*COSA FARE*: Quante righe dei record contengono la stringa "pixel", distinguendo tra maiuscole e minuscole? Indica soltanto il numero.

*RECORD DA USARE*:
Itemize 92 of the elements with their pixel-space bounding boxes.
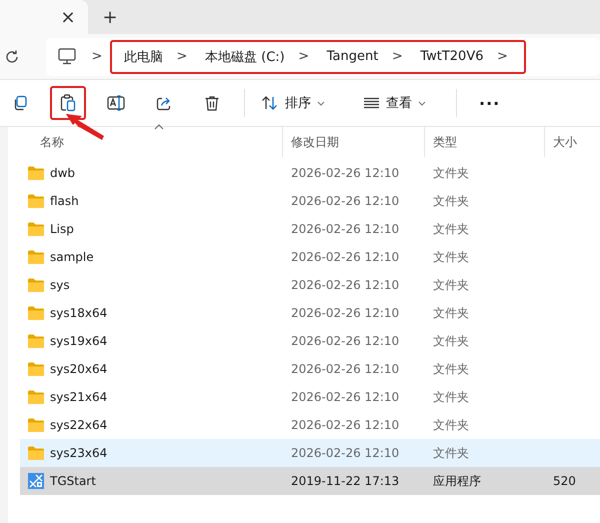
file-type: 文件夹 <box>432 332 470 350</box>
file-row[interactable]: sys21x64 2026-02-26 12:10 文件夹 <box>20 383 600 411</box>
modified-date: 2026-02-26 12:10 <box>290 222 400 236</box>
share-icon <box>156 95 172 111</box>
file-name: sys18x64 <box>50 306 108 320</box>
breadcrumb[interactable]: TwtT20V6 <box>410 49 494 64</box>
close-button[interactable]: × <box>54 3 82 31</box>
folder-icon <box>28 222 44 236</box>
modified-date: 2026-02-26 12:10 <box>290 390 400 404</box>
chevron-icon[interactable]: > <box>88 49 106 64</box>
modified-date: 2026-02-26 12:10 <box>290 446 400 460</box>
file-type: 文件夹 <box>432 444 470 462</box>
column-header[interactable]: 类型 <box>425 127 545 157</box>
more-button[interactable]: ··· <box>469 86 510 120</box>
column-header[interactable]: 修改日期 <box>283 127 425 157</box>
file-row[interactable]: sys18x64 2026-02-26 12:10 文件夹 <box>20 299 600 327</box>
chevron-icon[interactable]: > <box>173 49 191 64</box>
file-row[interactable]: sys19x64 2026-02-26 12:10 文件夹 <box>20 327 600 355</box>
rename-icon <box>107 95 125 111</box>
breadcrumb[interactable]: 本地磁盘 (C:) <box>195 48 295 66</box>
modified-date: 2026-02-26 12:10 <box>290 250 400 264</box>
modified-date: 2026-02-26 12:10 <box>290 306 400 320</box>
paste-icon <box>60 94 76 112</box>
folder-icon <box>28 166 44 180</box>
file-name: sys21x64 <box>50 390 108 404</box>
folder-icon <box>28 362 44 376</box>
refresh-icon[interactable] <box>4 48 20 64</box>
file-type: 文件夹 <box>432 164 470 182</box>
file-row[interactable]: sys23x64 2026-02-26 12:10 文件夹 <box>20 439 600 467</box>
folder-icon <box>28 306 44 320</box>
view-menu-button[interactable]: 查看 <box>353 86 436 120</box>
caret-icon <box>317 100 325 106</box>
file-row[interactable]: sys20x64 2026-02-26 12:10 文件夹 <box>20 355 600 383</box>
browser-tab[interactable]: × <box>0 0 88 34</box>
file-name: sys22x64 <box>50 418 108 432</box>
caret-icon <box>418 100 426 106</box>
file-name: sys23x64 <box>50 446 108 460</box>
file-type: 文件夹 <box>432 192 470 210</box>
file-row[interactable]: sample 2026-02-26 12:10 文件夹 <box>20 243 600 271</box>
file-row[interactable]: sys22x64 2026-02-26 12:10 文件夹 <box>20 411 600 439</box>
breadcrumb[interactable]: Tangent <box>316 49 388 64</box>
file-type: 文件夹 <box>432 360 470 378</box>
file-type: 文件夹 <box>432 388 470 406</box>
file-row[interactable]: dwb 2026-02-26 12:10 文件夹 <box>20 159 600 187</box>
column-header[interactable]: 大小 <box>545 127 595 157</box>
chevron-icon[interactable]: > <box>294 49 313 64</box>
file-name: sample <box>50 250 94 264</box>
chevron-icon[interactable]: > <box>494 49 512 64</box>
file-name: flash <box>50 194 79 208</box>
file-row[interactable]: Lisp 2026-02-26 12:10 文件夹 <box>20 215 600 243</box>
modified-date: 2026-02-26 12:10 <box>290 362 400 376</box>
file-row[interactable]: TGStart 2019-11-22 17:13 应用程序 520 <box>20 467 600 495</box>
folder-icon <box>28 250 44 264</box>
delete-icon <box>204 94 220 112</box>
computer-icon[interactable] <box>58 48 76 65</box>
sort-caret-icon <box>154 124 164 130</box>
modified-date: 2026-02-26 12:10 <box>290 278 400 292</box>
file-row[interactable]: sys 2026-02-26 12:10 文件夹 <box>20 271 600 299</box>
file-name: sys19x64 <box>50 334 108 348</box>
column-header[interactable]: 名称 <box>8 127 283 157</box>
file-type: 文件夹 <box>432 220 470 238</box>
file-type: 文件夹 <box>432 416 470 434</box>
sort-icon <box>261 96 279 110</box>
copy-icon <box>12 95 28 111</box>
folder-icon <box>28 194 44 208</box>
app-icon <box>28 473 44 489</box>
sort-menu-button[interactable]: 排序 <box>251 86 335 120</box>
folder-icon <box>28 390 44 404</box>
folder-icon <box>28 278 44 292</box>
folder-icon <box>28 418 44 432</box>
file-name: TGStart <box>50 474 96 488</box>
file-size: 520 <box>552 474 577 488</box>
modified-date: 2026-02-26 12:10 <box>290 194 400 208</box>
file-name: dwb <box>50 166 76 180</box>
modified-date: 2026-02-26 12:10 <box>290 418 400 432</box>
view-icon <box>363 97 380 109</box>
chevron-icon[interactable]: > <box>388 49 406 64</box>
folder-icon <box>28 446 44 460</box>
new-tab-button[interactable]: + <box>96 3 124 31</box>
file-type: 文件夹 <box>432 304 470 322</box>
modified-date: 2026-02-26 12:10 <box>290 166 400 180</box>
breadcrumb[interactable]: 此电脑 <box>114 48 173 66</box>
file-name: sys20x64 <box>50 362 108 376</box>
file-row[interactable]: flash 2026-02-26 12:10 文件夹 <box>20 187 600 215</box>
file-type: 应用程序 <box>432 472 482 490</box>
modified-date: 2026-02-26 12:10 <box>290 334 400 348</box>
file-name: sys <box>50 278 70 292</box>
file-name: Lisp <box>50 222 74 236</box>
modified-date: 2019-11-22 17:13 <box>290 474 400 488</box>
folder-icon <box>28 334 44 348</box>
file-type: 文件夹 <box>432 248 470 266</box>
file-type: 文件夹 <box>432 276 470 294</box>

* * *

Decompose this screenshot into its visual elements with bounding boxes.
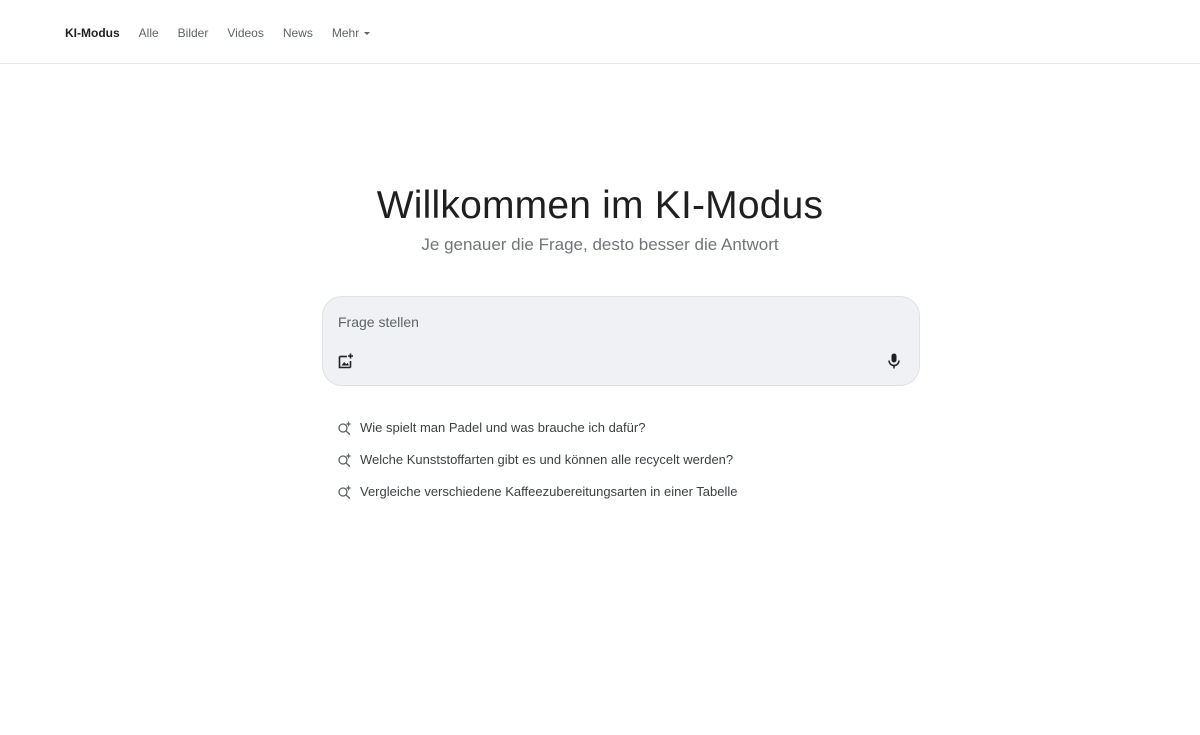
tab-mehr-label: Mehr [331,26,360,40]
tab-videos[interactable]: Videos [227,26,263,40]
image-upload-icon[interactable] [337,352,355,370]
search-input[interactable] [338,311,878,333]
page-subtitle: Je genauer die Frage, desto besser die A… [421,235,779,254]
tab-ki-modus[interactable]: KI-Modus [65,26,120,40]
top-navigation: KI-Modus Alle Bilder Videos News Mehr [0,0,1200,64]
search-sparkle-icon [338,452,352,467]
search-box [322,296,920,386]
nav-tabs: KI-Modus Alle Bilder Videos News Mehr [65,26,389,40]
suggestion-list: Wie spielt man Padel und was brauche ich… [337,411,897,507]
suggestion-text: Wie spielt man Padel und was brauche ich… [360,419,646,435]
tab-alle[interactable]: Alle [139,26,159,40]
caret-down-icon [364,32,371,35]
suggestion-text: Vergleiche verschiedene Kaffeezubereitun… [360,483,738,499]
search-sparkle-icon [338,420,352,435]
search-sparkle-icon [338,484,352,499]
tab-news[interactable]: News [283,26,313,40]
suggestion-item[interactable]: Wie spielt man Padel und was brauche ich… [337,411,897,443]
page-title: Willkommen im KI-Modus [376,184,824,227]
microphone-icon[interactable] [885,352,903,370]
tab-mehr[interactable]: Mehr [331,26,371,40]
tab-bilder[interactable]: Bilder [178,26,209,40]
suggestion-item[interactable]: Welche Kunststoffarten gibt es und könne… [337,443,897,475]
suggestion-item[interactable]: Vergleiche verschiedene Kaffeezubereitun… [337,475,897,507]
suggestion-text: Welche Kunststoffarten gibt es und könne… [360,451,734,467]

* * *

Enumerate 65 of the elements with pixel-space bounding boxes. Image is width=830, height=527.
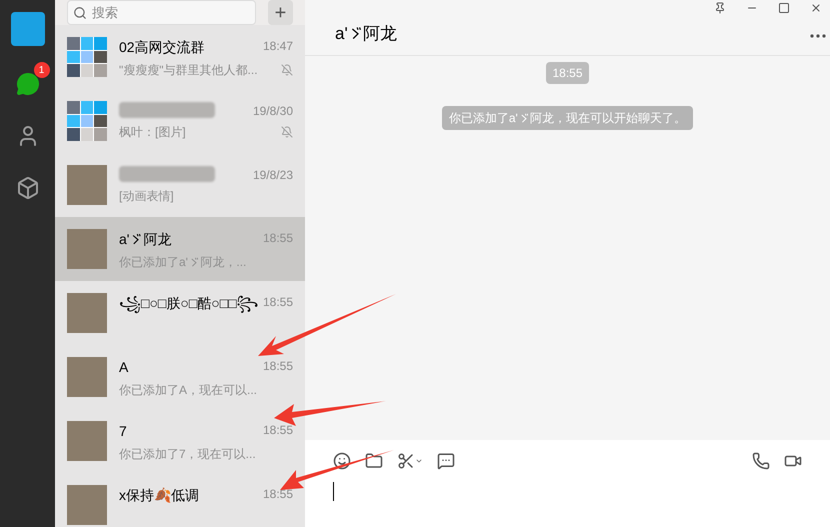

*ESITO DELL'ESERCIZIO*: 2